- **Task goal**: Find each line with the string "Enlèv" and copy it.

- **Data shown**:
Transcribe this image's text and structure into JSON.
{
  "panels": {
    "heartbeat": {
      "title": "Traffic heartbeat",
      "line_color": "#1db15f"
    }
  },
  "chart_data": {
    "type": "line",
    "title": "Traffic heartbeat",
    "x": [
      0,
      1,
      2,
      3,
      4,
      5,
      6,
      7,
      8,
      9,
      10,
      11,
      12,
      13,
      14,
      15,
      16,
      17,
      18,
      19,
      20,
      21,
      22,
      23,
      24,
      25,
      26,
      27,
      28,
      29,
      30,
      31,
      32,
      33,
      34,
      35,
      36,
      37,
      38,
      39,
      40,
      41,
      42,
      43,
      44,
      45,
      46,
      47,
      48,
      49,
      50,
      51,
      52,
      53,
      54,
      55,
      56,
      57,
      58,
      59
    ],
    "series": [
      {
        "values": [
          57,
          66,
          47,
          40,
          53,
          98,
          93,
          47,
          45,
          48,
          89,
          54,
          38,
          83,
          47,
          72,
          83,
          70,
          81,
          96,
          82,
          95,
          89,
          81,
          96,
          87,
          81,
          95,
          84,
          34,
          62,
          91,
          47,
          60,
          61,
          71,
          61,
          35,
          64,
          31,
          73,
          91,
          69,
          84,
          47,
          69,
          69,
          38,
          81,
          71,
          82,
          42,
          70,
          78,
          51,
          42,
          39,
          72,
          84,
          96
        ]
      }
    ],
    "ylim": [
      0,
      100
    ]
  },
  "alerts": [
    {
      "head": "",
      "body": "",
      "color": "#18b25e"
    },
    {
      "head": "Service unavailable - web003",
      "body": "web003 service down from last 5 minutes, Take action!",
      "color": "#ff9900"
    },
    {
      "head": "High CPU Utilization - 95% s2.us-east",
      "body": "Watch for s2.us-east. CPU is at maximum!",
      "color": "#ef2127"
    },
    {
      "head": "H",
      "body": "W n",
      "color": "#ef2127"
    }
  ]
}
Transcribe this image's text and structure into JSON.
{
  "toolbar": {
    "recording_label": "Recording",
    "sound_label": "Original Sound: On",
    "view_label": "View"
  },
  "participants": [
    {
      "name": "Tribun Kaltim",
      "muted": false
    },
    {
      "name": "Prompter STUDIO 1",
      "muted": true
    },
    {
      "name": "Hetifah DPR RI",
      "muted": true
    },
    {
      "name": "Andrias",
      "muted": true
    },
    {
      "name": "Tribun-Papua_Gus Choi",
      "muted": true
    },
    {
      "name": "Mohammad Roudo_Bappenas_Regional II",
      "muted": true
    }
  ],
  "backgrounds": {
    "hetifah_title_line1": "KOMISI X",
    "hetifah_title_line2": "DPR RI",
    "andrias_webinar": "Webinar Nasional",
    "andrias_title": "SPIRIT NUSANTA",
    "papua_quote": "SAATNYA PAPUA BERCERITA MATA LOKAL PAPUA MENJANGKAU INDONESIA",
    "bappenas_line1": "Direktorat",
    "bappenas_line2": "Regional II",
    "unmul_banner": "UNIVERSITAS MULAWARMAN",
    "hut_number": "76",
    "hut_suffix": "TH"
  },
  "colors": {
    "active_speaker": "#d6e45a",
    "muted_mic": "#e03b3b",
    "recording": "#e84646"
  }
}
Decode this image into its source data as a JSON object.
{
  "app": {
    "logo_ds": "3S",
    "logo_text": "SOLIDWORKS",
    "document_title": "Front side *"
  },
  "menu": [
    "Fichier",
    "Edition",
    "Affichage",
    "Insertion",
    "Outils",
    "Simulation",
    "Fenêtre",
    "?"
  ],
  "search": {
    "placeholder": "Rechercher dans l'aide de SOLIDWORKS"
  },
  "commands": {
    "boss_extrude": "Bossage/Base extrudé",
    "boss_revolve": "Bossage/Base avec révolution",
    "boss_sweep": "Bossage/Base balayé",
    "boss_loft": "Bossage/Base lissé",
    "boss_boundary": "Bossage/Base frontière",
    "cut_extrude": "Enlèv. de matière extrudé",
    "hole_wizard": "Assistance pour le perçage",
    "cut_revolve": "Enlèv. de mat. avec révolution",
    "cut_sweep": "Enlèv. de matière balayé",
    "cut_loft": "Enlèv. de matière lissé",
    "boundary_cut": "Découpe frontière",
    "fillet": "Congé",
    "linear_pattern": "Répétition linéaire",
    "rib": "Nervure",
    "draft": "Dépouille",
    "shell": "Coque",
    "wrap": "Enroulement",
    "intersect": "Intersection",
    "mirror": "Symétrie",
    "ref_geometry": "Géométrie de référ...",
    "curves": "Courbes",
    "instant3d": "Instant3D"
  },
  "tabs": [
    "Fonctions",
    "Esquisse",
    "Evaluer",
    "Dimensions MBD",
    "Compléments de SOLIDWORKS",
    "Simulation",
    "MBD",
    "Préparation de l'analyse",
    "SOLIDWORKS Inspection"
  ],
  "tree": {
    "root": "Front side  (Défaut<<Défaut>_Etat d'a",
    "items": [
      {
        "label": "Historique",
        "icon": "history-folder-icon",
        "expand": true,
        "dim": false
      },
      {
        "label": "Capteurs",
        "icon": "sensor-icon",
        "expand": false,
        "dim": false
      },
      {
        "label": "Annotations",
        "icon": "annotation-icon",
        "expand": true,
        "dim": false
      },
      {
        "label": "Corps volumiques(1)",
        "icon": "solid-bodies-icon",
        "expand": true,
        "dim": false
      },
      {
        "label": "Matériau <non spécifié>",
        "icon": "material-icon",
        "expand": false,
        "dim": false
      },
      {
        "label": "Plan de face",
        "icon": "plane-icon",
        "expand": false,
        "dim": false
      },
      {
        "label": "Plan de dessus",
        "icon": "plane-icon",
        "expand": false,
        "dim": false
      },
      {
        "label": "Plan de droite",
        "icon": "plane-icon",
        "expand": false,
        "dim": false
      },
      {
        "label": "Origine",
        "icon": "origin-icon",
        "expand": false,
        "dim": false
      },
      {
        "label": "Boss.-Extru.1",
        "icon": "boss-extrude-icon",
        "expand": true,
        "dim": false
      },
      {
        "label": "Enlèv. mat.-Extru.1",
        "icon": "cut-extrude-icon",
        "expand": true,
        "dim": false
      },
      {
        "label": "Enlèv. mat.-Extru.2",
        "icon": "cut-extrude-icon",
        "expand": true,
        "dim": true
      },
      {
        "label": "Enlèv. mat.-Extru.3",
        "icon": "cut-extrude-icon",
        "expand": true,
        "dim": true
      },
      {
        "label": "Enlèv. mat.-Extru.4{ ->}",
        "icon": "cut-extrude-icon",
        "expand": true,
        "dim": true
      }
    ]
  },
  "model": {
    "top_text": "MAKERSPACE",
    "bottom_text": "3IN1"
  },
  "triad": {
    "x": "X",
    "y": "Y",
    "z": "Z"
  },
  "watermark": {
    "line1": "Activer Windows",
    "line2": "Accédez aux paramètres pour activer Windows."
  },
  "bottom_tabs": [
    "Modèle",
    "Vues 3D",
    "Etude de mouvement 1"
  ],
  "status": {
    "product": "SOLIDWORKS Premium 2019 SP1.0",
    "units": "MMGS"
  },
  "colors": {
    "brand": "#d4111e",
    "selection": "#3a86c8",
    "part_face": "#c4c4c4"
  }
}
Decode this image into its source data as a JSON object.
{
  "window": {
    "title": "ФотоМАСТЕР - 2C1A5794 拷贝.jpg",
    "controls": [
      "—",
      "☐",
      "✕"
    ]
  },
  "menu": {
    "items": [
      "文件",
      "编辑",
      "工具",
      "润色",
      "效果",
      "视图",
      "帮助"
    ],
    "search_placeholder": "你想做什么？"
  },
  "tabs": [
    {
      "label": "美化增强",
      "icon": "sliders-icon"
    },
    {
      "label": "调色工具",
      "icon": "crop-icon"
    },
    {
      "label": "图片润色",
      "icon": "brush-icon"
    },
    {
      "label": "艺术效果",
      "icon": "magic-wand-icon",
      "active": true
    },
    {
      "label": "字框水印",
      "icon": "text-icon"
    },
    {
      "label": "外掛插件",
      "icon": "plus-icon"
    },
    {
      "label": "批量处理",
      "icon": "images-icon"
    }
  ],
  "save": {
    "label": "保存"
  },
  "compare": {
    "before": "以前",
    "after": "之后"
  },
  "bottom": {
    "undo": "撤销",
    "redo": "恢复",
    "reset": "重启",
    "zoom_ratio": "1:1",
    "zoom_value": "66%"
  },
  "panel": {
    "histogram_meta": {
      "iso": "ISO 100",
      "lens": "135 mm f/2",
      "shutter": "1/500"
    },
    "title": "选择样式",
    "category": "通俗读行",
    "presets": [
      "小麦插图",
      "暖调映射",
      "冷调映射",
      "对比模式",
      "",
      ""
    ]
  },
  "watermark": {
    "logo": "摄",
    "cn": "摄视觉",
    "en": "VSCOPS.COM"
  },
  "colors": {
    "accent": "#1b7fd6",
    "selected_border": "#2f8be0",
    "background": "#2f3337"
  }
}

- **Written reply**:
    "cut_extrude": "Enlèv. de matière extrudé",
    "cut_revolve": "Enlèv. de mat. avec révolution",
    "cut_sweep": "Enlèv. de matière balayé",
    "cut_loft": "Enlèv. de matière lissé",
        "label": "Enlèv. mat.-Extru.1",
        "label": "Enlèv. mat.-Extru.2",
        "label": "Enlèv. mat.-Extru.3",
        "label": "Enlèv. mat.-Extru.4{ ->}",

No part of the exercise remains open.